GIVEN TASK :: Exclude images, then output the remaining data verbatim.

RECORD EXTRACTS ::
***

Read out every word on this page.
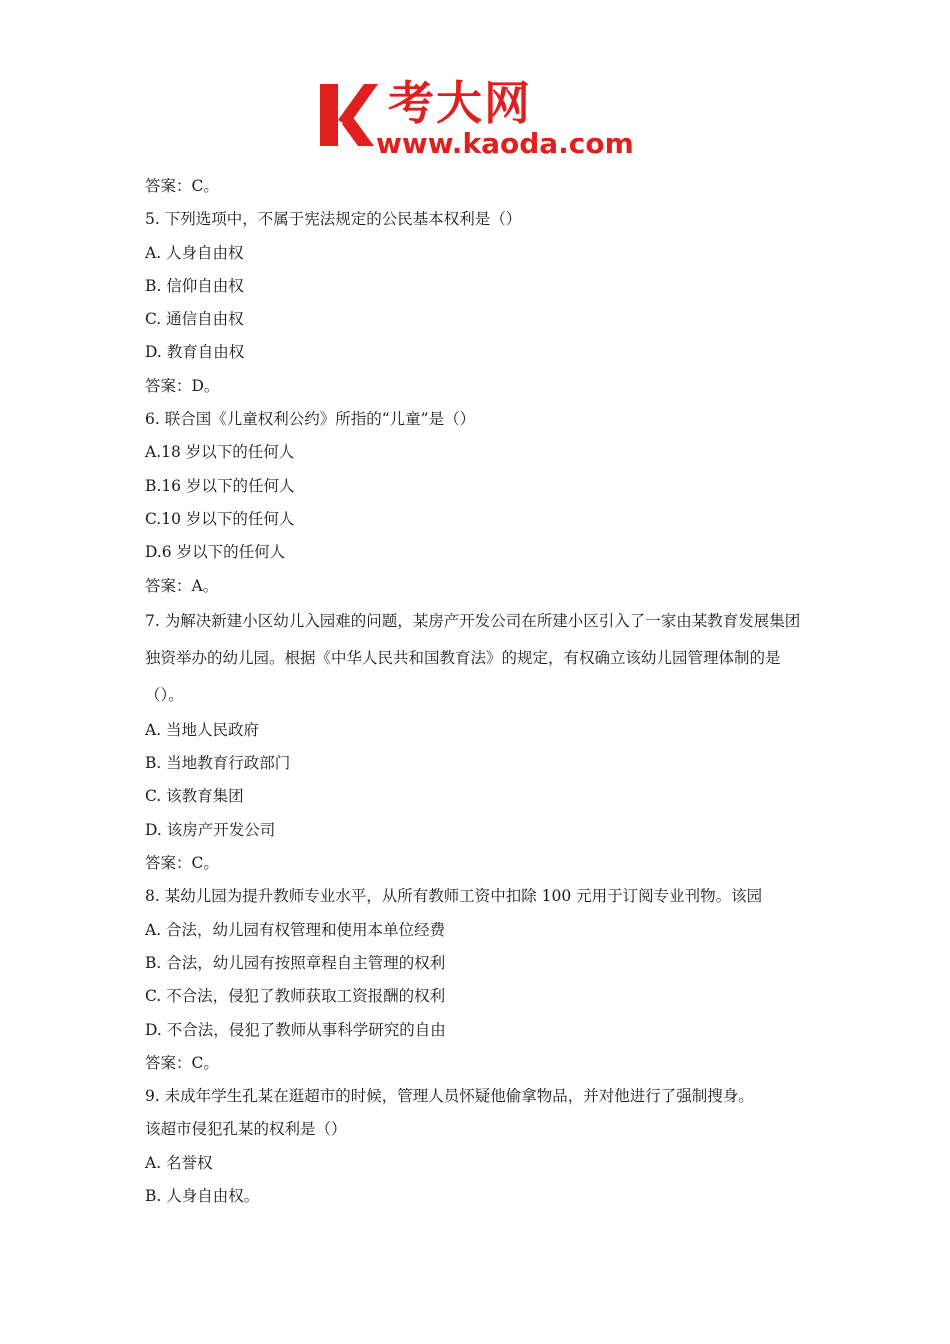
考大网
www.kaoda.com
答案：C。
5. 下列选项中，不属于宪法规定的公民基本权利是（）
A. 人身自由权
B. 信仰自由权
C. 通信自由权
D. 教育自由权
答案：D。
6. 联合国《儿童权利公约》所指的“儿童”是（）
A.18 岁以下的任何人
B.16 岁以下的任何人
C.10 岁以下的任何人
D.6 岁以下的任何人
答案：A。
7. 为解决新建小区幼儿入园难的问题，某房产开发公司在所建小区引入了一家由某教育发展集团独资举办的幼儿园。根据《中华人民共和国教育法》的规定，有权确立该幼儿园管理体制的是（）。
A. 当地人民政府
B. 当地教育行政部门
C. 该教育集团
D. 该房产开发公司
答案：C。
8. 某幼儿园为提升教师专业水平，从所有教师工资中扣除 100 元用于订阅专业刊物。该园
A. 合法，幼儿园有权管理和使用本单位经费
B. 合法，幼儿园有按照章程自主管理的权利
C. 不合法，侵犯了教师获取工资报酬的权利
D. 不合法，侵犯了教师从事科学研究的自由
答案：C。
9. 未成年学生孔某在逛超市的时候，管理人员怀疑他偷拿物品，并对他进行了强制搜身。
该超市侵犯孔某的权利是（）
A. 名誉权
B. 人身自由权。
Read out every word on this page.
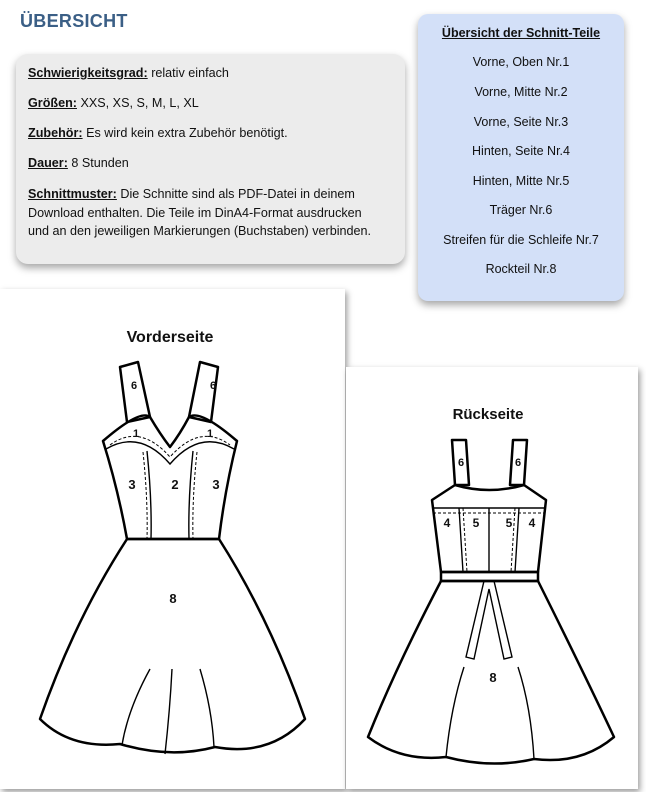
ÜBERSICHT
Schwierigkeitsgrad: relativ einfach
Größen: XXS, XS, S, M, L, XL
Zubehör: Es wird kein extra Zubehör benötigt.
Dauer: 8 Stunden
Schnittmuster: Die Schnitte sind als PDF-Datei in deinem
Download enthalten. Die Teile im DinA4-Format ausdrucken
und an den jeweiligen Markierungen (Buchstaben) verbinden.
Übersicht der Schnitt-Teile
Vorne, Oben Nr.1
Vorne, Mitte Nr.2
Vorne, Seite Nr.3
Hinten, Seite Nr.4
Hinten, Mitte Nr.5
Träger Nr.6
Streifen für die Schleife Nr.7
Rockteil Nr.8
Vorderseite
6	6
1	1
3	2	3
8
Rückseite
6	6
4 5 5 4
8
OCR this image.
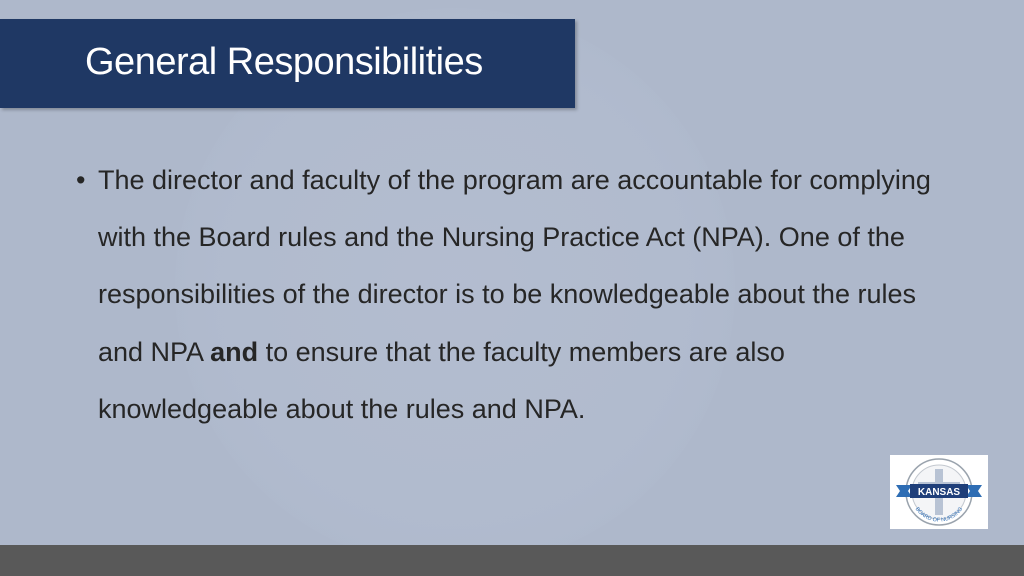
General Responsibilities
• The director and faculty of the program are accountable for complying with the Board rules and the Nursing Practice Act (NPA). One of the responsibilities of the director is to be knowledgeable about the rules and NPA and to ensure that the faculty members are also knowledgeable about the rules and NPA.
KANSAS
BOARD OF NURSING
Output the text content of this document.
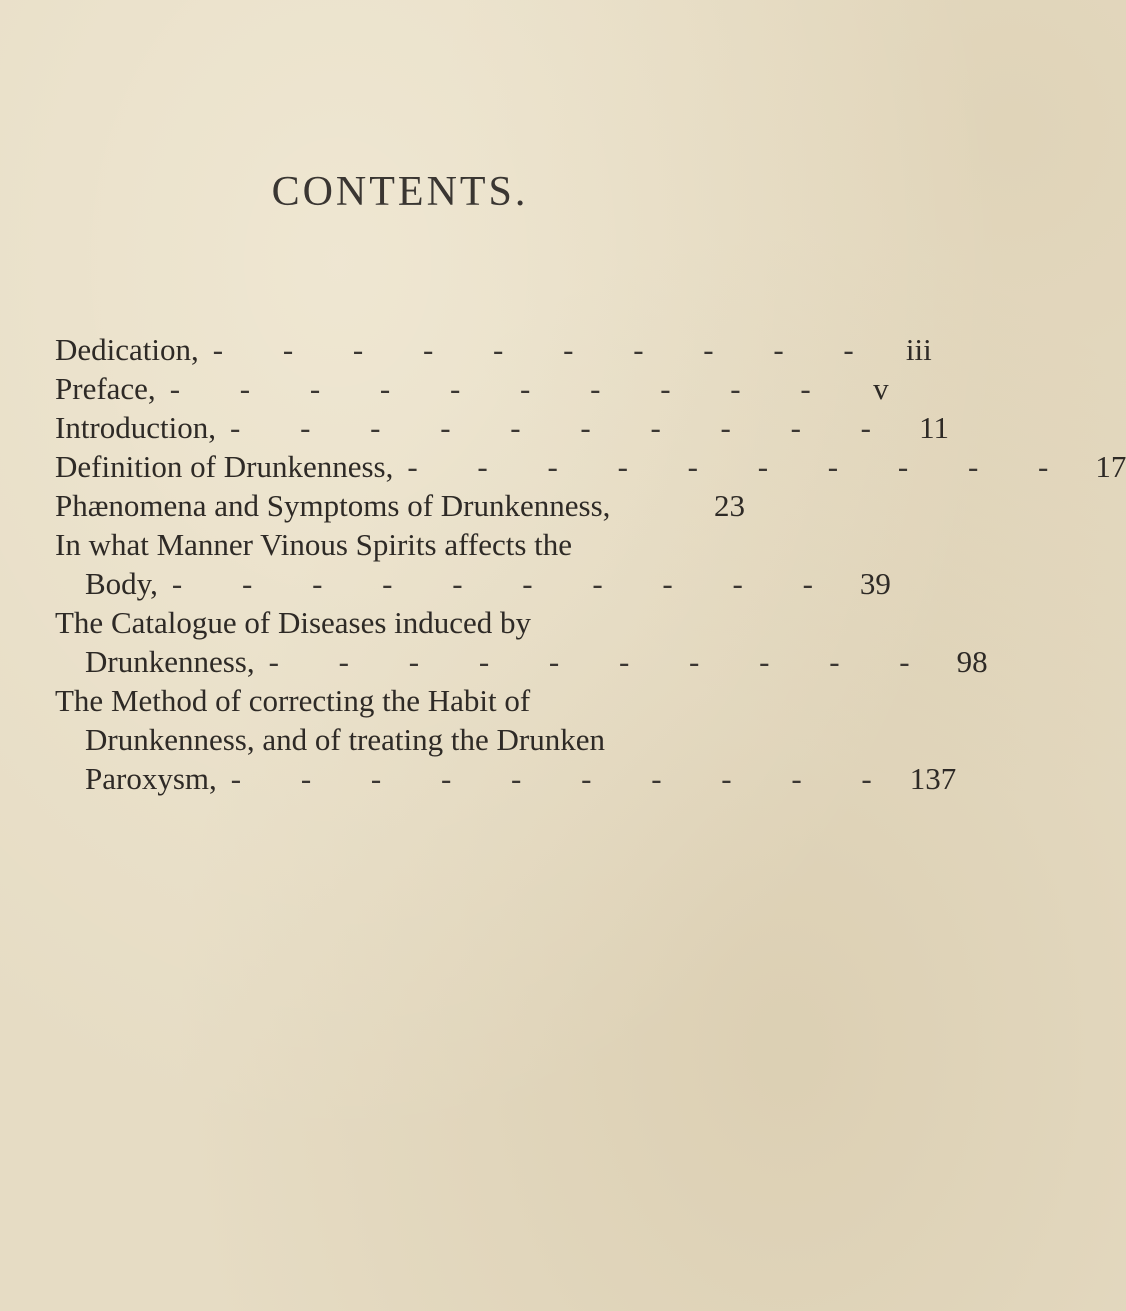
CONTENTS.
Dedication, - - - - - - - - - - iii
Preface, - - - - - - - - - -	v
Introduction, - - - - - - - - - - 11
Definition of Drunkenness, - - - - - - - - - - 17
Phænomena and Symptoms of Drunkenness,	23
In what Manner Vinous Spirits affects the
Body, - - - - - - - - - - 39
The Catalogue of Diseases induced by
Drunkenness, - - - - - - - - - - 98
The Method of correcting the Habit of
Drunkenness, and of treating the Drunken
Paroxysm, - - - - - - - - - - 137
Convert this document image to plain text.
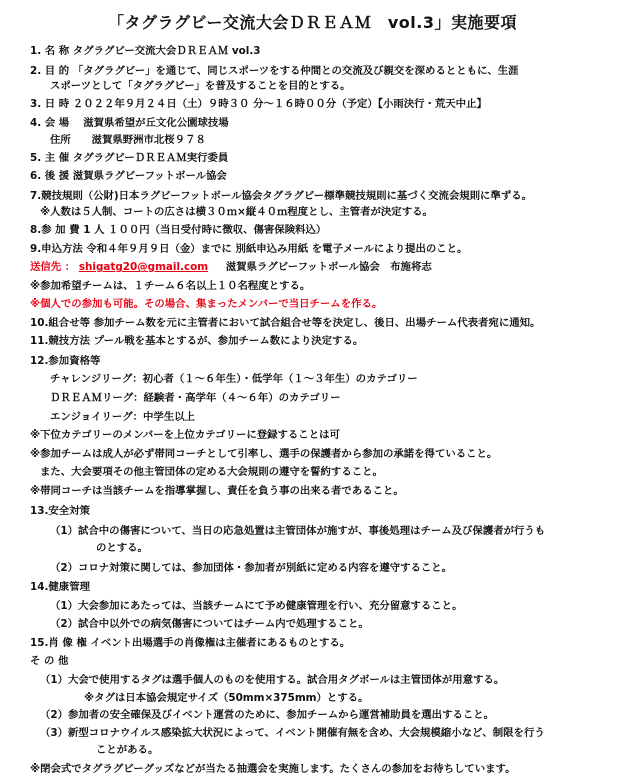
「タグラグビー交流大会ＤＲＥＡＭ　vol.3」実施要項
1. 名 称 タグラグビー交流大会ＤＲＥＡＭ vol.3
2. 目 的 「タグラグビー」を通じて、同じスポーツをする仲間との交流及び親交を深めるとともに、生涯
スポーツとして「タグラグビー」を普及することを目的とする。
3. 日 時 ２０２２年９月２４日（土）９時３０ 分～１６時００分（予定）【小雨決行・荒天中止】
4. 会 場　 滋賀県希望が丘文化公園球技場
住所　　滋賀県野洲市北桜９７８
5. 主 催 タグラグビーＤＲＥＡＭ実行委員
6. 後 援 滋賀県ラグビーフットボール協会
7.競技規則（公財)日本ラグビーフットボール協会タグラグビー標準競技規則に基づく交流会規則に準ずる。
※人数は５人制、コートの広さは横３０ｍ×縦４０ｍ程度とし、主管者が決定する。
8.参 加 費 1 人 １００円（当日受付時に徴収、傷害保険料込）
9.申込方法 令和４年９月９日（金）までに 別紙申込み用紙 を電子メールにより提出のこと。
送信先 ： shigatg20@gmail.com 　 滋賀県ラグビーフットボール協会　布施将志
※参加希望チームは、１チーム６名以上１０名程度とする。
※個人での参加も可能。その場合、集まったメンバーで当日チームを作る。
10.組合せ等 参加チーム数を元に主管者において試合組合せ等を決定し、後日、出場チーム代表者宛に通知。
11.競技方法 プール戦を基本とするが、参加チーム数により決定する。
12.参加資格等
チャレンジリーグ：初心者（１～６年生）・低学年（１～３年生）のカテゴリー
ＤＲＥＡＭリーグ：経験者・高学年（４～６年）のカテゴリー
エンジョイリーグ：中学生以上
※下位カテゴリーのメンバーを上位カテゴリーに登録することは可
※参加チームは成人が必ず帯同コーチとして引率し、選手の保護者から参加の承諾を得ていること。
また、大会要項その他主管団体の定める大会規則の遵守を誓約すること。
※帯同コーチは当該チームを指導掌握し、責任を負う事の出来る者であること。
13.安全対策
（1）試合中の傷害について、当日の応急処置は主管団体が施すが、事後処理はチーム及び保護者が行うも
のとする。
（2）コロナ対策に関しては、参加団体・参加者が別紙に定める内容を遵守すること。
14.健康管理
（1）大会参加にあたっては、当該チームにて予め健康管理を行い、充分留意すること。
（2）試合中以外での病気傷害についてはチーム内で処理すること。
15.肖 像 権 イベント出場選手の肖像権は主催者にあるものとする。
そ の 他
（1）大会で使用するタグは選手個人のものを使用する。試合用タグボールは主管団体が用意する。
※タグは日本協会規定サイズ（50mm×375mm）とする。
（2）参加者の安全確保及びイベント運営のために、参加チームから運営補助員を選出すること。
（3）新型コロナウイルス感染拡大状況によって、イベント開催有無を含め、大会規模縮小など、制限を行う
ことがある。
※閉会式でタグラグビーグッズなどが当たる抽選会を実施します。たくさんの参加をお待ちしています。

***

WORKED SOLUTION ::
Read out every word on this page.
考大网
www.kaoda.com
答案：C。
5. 下列选项中，不属于宪法规定的公民基本权利是（）
A. 人身自由权
B. 信仰自由权
C. 通信自由权
D. 教育自由权
答案：D。
6. 联合国《儿童权利公约》所指的“儿童”是（）
A.18 岁以下的任何人
B.16 岁以下的任何人
C.10 岁以下的任何人
D.6 岁以下的任何人
答案：A。
7. 为解决新建小区幼儿入园难的问题，某房产开发公司在所建小区引入了一家由某教育发展集团独资举办的幼儿园。根据《中华人民共和国教育法》的规定，有权确立该幼儿园管理体制的是（）。
A. 当地人民政府
B. 当地教育行政部门
C. 该教育集团
D. 该房产开发公司
答案：C。
8. 某幼儿园为提升教师专业水平，从所有教师工资中扣除 100 元用于订阅专业刊物。该园
A. 合法，幼儿园有权管理和使用本单位经费
B. 合法，幼儿园有按照章程自主管理的权利
C. 不合法，侵犯了教师获取工资报酬的权利
D. 不合法，侵犯了教师从事科学研究的自由
答案：C。
9. 未成年学生孔某在逛超市的时候，管理人员怀疑他偷拿物品，并对他进行了强制搜身。
该超市侵犯孔某的权利是（）
A. 名誉权
B. 人身自由权。
Read out every word on this page.
ÜBERSICHT
Schwierigkeitsgrad: relativ einfach
Größen: XXS, XS, S, M, L, XL
Zubehör: Es wird kein extra Zubehör benötigt.
Dauer: 8 Stunden
Schnittmuster: Die Schnitte sind als PDF-Datei in deinem
Download enthalten. Die Teile im DinA4-Format ausdrucken
und an den jeweiligen Markierungen (Buchstaben) verbinden.
Übersicht der Schnitt-Teile
Vorne, Oben Nr.1
Vorne, Mitte Nr.2
Vorne, Seite Nr.3
Hinten, Seite Nr.4
Hinten, Mitte Nr.5
Träger Nr.6
Streifen für die Schleife Nr.7
Rockteil Nr.8
Vorderseite
6	6
1	1
3	2	3
8
Rückseite
6	6
4 5 5 4
8
OCR this image.
General Responsibilities
• The director and faculty of the program are accountable for complying with the Board rules and the Nursing Practice Act (NPA). One of the responsibilities of the director is to be knowledgeable about the rules and NPA and to ensure that the faculty members are also knowledgeable about the rules and NPA.
KANSAS
BOARD OF NURSING
Output the text content of this document.
CONTENTS.
Dedication, - - - - - - - - - - iii
Preface, - - - - - - - - - -	v
Introduction, - - - - - - - - - - 11
Definition of Drunkenness, - - - - - - - - - - 17
Phænomena and Symptoms of Drunkenness,	23
In what Manner Vinous Spirits affects the
Body, - - - - - - - - - - 39
The Catalogue of Diseases induced by
Drunkenness, - - - - - - - - - - 98
The Method of correcting the Habit of
Drunkenness, and of treating the Drunken
Paroxysm, - - - - - - - - - - 137
Convert this document image to plain text.
「タグラグビー交流大会ＤＲＥＡＭ　vol.3」実施要項
1. 名 称 タグラグビー交流大会ＤＲＥＡＭ vol.3
2. 目 的 「タグラグビー」を通じて、同じスポーツをする仲間との交流及び親交を深めるとともに、生涯
スポーツとして「タグラグビー」を普及することを目的とする。
3. 日 時 ２０２２年９月２４日（土）９時３０ 分～１６時００分（予定）【小雨決行・荒天中止】
4. 会 場　 滋賀県希望が丘文化公園球技場
住所　　滋賀県野洲市北桜９７８
5. 主 催 タグラグビーＤＲＥＡＭ実行委員
6. 後 援 滋賀県ラグビーフットボール協会
7.競技規則（公財)日本ラグビーフットボール協会タグラグビー標準競技規則に基づく交流会規則に準ずる。
※人数は５人制、コートの広さは横３０ｍ×縦４０ｍ程度とし、主管者が決定する。
8.参 加 費 1 人 １００円（当日受付時に徴収、傷害保険料込）
9.申込方法 令和４年９月９日（金）までに 別紙申込み用紙 を電子メールにより提出のこと。
送信先 ： shigatg20@gmail.com 　 滋賀県ラグビーフットボール協会　布施将志
※参加希望チームは、１チーム６名以上１０名程度とする。
※個人での参加も可能。その場合、集まったメンバーで当日チームを作る。
10.組合せ等 参加チーム数を元に主管者において試合組合せ等を決定し、後日、出場チーム代表者宛に通知。
11.競技方法 プール戦を基本とするが、参加チーム数により決定する。
12.参加資格等
チャレンジリーグ：初心者（１～６年生）・低学年（１～３年生）のカテゴリー
ＤＲＥＡＭリーグ：経験者・高学年（４～６年）のカテゴリー
エンジョイリーグ：中学生以上
※下位カテゴリーのメンバーを上位カテゴリーに登録することは可
※参加チームは成人が必ず帯同コーチとして引率し、選手の保護者から参加の承諾を得ていること。
また、大会要項その他主管団体の定める大会規則の遵守を誓約すること。
※帯同コーチは当該チームを指導掌握し、責任を負う事の出来る者であること。
13.安全対策
（1）試合中の傷害について、当日の応急処置は主管団体が施すが、事後処理はチーム及び保護者が行うも
のとする。
（2）コロナ対策に関しては、参加団体・参加者が別紙に定める内容を遵守すること。
14.健康管理
（1）大会参加にあたっては、当該チームにて予め健康管理を行い、充分留意すること。
（2）試合中以外での病気傷害についてはチーム内で処理すること。
15.肖 像 権 イベント出場選手の肖像権は主催者にあるものとする。
そ の 他
（1）大会で使用するタグは選手個人のものを使用する。試合用タグボールは主管団体が用意する。
※タグは日本協会規定サイズ（50mm×375mm）とする。
（2）参加者の安全確保及びイベント運営のために、参加チームから運営補助員を選出すること。
（3）新型コロナウイルス感染拡大状況によって、イベント開催有無を含め、大会規模縮小など、制限を行う
ことがある。
※閉会式でタグラグビーグッズなどが当たる抽選会を実施します。たくさんの参加をお待ちしています。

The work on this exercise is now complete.